━━ RECORDED DATA ━━
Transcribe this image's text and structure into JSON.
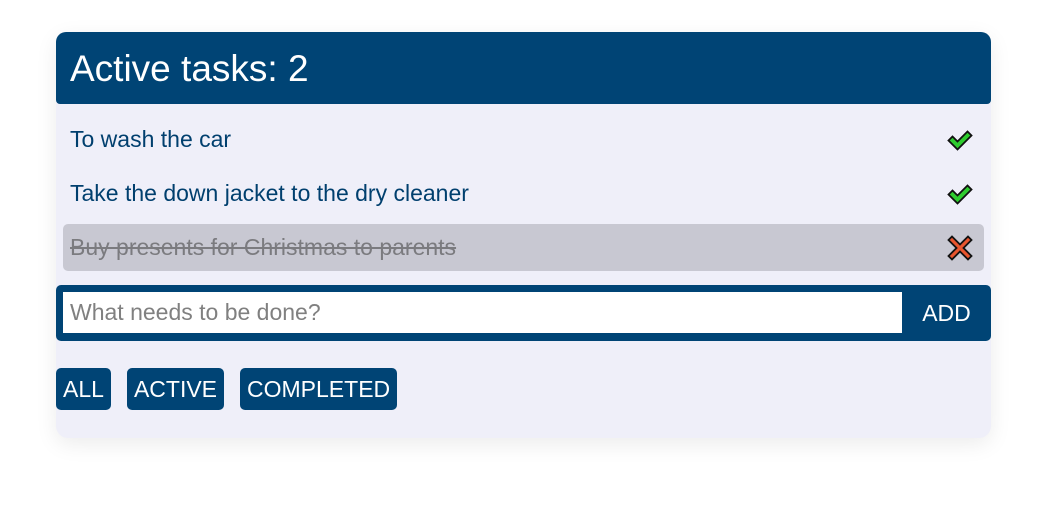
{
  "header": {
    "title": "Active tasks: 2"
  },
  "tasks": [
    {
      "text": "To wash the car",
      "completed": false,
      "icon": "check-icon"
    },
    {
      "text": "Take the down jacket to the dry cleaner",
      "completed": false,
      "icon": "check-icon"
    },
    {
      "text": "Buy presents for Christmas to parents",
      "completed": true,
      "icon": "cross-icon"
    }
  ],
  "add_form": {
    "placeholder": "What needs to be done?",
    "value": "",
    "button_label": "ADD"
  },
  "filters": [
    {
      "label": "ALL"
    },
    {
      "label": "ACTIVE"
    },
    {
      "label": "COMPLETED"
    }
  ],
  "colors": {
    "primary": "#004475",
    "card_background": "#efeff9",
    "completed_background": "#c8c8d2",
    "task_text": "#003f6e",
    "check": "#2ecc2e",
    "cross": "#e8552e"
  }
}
━━━
**WRITTEN EXERCISE**
Transcribe the preceding listing in its entirety and with exact wording, leaving out pictures.

**WRITTEN ANSWER**
Transcribe this image's text and structure into JSON.
{
  "header": {
    "title": "Active tasks: 2"
  },
  "tasks": [
    {
      "text": "To wash the car",
      "completed": false,
      "icon": "check-icon"
    },
    {
      "text": "Take the down jacket to the dry cleaner",
      "completed": false,
      "icon": "check-icon"
    },
    {
      "text": "Buy presents for Christmas to parents",
      "completed": true,
      "icon": "cross-icon"
    }
  ],
  "add_form": {
    "placeholder": "What needs to be done?",
    "value": "",
    "button_label": "ADD"
  },
  "filters": [
    {
      "label": "ALL"
    },
    {
      "label": "ACTIVE"
    },
    {
      "label": "COMPLETED"
    }
  ],
  "colors": {
    "primary": "#004475",
    "card_background": "#efeff9",
    "completed_background": "#c8c8d2",
    "task_text": "#003f6e",
    "check": "#2ecc2e",
    "cross": "#e8552e"
  }
}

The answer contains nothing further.